# Exercise prompt
Wherever the string "Босния" appears, copy the whole line.

▼

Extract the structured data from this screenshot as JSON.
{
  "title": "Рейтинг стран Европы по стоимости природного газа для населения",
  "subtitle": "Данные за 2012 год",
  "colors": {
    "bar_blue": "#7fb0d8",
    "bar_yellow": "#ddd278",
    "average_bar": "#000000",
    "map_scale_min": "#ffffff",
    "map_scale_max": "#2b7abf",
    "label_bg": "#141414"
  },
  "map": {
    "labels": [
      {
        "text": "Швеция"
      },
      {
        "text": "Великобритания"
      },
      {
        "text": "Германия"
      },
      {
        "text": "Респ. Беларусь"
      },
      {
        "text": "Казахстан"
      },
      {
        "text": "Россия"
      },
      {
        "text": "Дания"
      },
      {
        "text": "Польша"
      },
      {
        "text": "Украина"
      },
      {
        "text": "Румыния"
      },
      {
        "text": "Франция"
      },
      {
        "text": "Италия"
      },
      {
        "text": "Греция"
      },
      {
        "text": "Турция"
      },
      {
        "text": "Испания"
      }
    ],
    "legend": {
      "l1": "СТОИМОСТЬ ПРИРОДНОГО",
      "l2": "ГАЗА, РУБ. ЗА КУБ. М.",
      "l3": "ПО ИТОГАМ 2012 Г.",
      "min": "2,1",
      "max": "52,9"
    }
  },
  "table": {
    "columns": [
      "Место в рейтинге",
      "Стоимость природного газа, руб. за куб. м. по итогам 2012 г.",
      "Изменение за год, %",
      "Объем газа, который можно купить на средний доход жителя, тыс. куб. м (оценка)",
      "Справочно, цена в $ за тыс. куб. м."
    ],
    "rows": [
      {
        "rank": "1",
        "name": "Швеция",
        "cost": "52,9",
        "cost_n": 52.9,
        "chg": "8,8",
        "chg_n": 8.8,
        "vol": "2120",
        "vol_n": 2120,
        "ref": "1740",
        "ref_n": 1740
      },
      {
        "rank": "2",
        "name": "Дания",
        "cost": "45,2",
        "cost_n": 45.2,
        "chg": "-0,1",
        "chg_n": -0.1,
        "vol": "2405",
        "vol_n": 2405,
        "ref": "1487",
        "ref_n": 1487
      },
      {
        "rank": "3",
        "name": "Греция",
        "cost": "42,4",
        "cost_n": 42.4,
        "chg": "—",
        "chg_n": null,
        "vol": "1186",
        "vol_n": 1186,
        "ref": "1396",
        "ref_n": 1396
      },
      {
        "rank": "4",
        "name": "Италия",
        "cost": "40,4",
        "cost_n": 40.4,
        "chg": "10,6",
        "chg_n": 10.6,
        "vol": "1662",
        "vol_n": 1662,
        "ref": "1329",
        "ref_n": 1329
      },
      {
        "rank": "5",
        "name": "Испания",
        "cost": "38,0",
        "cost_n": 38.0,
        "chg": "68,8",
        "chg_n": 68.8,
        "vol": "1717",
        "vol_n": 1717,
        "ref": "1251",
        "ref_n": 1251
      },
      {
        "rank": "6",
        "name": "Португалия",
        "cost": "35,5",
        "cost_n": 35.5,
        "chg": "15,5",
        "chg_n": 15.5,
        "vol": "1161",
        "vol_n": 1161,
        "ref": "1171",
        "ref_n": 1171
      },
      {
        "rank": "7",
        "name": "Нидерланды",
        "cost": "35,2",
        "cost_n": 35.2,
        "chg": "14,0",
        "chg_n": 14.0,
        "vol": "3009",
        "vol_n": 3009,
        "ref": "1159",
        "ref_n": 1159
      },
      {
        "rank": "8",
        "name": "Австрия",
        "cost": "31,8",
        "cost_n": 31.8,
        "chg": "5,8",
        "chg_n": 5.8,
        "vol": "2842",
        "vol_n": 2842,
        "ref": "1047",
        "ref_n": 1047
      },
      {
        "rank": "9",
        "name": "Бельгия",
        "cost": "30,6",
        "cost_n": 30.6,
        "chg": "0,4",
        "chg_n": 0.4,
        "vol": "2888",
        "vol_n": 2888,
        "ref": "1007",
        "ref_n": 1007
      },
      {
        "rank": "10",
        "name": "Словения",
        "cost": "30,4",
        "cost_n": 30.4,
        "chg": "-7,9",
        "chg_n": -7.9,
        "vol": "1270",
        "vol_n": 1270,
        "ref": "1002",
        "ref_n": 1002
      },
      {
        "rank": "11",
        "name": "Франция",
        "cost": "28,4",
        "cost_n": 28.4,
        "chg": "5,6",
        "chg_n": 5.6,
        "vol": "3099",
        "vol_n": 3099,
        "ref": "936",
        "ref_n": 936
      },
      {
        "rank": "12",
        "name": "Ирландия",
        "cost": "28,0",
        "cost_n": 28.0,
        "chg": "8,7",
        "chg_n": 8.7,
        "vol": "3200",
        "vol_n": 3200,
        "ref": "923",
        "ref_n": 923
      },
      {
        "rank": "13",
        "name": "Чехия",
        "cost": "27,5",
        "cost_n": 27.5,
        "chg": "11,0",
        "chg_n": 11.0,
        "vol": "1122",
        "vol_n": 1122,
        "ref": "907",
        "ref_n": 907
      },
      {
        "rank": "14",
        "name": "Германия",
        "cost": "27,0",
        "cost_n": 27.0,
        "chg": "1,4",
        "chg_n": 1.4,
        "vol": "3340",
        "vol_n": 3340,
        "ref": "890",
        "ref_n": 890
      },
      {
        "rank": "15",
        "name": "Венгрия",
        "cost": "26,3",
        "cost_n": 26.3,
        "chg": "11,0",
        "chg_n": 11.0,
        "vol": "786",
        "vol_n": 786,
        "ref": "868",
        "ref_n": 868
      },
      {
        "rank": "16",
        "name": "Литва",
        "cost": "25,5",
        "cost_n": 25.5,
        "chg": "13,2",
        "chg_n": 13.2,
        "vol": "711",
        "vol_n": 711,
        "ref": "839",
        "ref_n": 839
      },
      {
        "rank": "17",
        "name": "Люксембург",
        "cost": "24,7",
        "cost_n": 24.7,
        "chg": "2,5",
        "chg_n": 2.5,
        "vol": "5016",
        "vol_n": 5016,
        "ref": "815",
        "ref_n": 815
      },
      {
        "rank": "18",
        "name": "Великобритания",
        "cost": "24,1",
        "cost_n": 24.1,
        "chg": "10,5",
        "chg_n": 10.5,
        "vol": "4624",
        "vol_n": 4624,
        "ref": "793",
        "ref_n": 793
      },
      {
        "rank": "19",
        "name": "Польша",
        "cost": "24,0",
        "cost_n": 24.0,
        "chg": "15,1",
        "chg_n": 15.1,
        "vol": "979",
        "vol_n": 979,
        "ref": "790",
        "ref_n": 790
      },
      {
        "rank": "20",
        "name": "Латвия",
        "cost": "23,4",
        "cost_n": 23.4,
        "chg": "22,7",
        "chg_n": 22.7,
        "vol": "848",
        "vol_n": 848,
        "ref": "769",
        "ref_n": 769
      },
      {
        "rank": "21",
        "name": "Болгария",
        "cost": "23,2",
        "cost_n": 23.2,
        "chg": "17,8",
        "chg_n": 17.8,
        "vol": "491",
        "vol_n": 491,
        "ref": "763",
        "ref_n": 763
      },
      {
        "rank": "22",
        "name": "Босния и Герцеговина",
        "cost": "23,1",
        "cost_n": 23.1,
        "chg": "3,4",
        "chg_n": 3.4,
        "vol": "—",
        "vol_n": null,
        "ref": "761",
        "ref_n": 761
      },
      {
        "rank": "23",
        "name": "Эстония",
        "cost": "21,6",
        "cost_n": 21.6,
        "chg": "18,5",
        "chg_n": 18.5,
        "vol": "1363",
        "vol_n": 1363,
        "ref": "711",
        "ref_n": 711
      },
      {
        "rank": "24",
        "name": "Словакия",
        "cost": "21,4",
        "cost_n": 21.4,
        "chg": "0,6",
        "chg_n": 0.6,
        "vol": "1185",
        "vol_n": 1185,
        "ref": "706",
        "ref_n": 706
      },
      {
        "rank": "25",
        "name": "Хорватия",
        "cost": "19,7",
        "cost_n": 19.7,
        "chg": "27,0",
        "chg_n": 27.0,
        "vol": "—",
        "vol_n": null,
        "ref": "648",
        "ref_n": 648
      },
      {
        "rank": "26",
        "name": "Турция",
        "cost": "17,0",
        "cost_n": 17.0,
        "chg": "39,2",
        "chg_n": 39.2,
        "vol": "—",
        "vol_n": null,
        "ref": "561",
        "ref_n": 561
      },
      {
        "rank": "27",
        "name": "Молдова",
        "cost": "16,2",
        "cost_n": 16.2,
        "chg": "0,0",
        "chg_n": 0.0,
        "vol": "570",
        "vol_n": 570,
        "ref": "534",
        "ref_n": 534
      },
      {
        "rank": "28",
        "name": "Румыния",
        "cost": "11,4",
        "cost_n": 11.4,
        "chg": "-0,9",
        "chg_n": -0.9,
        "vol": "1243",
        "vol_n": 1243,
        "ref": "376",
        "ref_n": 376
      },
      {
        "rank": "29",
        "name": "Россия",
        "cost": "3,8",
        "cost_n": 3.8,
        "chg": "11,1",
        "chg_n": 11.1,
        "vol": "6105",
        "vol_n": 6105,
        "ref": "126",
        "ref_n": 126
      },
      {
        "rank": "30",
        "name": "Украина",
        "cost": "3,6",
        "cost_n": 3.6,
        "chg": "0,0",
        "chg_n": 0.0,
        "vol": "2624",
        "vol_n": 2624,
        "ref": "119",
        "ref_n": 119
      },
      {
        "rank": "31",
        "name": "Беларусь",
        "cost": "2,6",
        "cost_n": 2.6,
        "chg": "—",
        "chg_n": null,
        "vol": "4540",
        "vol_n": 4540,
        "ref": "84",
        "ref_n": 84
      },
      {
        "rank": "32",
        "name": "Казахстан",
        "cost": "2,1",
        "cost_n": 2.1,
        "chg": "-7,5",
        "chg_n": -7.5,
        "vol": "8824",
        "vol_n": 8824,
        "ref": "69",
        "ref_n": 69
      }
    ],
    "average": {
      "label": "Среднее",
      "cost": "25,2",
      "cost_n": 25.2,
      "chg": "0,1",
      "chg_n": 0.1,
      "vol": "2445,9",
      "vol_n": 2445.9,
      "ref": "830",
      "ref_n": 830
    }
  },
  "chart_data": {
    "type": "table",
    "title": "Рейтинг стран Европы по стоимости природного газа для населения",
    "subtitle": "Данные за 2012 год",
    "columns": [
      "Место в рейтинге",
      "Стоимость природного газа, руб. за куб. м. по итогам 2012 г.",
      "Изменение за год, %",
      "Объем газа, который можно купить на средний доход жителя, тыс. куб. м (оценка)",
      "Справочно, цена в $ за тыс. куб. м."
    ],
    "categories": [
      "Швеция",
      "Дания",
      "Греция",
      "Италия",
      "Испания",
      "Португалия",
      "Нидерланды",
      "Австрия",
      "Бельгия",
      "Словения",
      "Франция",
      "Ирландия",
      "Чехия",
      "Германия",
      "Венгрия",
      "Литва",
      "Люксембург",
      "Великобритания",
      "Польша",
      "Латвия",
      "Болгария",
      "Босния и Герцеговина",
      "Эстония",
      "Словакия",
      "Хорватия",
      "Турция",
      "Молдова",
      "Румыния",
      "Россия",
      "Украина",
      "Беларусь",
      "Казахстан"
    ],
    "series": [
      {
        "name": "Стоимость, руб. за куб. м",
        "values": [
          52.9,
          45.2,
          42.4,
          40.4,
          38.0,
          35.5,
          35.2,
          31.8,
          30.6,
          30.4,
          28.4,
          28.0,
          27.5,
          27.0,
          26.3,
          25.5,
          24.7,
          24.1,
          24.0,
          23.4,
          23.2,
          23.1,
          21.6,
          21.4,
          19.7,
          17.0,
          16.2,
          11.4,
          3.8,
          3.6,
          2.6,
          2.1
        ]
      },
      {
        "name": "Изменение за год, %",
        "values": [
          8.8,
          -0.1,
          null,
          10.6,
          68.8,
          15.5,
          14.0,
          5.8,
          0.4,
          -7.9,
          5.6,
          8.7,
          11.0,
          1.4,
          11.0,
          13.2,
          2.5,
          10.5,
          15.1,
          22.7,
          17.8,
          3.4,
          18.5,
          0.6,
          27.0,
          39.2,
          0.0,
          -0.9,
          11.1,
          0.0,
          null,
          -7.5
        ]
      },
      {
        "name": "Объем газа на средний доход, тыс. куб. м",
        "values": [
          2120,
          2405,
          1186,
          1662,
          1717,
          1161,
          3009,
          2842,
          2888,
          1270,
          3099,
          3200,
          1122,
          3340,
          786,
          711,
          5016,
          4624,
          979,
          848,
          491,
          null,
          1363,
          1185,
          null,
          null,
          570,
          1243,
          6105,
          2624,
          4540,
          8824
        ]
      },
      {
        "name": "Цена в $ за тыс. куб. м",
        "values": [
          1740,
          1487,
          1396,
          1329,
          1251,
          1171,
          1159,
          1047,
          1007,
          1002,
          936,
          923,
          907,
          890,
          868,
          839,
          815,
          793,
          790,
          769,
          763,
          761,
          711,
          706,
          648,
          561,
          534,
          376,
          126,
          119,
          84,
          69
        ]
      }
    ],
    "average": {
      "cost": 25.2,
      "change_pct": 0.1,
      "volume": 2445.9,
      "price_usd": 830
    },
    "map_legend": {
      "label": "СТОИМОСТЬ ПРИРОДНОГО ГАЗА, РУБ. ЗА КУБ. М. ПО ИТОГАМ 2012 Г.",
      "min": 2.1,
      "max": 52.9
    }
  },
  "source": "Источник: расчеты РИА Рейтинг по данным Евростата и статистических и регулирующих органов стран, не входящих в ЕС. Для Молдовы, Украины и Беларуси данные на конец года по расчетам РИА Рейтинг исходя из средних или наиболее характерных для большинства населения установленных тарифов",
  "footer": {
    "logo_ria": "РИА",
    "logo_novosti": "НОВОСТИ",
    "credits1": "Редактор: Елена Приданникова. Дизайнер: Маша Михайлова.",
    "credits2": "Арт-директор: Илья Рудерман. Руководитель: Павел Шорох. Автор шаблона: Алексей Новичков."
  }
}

▲

# Problem solution
        "name": "Босния и Герцеговина",
      "Босния и Герцеговина",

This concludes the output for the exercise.